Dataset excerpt
########
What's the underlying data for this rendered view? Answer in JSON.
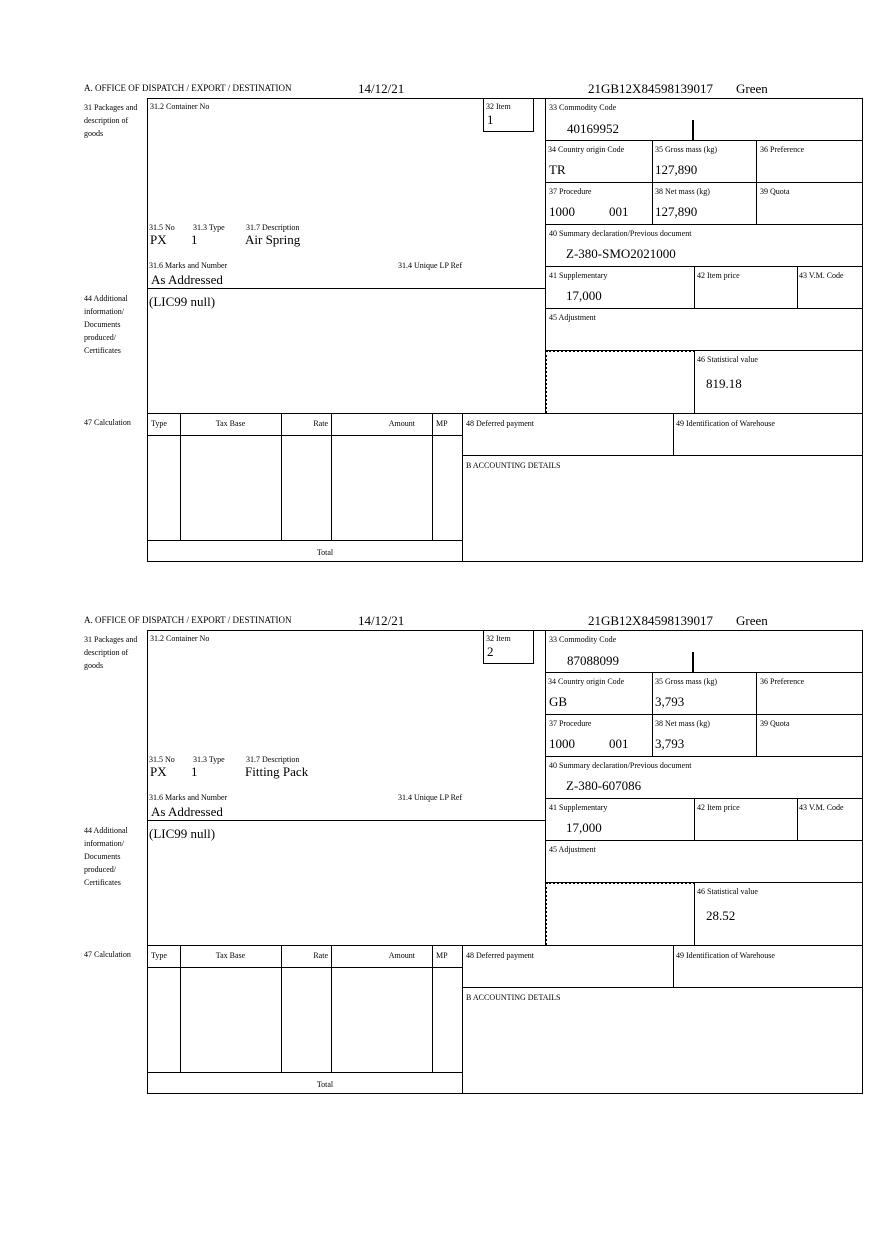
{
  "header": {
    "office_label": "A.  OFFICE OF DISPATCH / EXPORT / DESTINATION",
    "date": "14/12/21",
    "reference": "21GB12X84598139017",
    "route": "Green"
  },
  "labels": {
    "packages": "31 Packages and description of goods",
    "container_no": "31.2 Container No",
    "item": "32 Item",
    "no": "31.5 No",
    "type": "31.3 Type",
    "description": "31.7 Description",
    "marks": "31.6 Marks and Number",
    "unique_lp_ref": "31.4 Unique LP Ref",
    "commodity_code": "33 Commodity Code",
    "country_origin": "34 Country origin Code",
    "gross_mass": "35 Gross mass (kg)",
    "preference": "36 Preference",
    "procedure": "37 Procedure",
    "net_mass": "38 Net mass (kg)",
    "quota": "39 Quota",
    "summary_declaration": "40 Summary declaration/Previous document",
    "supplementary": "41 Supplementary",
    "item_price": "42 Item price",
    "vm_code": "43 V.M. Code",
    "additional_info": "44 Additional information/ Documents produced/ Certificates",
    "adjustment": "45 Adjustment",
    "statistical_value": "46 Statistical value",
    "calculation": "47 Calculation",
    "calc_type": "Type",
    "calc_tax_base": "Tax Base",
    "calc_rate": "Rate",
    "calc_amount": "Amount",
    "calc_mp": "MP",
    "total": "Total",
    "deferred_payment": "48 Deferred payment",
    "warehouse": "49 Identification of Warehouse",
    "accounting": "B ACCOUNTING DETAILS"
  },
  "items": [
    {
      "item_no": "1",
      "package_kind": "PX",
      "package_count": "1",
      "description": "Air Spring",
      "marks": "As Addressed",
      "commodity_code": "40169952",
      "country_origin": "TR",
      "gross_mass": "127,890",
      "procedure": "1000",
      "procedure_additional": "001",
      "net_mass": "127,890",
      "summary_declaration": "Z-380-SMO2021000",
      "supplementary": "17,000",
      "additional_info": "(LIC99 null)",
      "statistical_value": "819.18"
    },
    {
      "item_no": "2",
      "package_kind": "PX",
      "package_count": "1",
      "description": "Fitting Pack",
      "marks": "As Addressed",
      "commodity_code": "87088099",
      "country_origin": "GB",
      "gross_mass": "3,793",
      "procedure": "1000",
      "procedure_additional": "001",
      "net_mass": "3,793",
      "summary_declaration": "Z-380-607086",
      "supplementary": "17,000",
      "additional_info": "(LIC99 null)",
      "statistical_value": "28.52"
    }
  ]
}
########
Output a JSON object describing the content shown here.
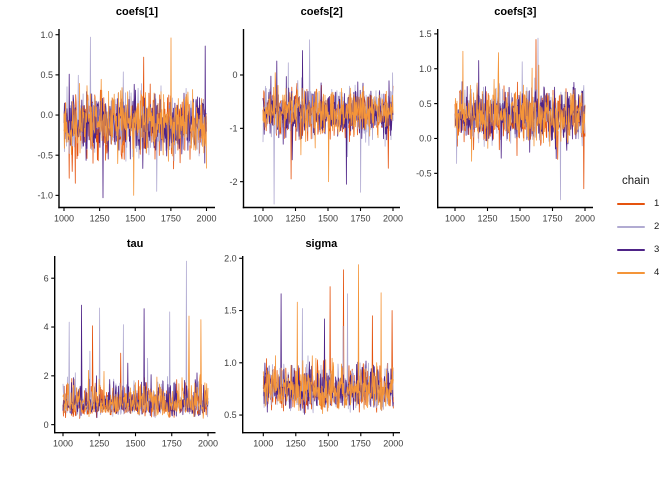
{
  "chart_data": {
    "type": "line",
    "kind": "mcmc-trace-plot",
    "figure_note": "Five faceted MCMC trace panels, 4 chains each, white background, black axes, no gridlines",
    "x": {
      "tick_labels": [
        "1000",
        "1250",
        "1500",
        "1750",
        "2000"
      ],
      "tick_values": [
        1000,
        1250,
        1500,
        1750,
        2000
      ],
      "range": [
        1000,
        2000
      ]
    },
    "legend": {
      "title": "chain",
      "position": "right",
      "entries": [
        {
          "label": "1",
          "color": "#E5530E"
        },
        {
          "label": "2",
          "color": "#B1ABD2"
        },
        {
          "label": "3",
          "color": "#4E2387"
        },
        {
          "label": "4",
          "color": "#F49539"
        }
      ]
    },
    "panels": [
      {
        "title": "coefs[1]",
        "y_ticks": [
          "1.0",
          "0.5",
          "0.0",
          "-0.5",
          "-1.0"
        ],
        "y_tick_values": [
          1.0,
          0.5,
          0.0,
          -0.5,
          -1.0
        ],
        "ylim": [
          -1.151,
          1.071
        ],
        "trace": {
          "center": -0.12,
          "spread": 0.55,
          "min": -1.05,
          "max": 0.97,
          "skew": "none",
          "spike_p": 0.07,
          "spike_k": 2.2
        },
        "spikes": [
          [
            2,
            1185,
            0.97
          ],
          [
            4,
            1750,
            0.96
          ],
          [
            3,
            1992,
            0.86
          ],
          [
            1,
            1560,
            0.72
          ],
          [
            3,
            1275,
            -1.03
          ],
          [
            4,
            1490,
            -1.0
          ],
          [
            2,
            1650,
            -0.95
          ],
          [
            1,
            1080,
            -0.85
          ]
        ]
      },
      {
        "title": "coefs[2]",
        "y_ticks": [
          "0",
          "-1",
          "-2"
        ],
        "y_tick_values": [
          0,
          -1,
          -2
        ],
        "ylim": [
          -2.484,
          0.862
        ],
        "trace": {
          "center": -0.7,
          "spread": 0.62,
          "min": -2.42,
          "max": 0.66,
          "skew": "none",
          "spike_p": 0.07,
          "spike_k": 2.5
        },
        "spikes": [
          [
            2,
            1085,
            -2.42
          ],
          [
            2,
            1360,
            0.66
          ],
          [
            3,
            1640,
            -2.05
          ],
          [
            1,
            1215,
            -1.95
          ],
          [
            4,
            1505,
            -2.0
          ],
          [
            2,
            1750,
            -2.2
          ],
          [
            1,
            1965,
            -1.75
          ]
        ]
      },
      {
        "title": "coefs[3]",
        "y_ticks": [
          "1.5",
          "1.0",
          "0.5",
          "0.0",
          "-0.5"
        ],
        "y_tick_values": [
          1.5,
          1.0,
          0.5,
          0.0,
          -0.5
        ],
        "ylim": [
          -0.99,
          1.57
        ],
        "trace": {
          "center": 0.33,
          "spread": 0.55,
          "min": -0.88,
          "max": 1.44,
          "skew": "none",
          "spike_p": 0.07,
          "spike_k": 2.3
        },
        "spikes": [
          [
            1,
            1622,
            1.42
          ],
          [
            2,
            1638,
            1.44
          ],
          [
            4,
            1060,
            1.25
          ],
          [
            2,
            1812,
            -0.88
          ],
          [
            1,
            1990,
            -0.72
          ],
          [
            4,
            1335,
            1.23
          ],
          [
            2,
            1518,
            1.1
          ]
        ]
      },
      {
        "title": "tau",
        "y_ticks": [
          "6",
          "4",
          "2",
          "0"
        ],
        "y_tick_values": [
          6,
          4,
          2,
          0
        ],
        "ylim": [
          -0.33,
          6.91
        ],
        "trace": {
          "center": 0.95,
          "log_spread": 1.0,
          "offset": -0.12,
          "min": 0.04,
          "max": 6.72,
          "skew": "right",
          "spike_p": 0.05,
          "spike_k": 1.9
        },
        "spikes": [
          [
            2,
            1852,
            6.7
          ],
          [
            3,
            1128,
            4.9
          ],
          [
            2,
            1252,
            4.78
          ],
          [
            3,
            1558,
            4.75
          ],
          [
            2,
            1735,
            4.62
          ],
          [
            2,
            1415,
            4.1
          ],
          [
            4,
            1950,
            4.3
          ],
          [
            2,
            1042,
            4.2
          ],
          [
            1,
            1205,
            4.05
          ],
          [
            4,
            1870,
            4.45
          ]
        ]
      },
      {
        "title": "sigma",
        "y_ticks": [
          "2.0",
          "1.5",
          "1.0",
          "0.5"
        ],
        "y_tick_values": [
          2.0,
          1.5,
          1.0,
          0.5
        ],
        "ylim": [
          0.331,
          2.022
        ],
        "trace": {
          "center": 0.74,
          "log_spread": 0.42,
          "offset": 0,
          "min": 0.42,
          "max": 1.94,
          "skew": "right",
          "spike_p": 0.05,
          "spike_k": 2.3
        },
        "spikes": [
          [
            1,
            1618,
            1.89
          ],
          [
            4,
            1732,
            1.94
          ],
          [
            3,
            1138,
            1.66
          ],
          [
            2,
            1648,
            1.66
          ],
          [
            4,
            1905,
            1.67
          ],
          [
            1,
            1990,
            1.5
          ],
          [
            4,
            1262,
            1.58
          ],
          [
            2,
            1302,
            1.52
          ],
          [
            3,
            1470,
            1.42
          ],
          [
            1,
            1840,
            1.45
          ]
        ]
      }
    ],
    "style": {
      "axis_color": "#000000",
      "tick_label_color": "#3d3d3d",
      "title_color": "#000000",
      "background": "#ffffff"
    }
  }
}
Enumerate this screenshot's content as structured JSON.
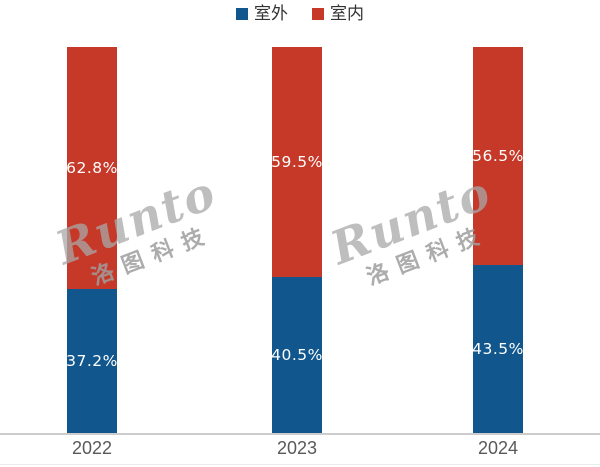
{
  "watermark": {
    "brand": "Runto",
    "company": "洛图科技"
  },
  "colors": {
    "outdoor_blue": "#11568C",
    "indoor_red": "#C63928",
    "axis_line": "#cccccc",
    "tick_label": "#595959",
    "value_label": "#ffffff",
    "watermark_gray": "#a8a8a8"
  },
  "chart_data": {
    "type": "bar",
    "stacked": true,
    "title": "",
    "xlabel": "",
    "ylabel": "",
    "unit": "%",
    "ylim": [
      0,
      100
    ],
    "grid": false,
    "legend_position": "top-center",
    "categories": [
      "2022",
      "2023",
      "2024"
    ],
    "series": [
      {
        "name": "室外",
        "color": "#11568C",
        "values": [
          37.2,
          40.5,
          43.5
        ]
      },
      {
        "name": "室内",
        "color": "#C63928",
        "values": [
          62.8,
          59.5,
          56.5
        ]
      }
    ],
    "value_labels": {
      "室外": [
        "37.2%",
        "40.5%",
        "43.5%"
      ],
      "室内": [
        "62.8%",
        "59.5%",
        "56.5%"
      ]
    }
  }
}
########
● **Given problem**
Pick every line with "content" in it and copy it.

● **Solution for this exercise**
Output a JSON object describing the content shown here.
Enumerate this screenshot's content as structured JSON.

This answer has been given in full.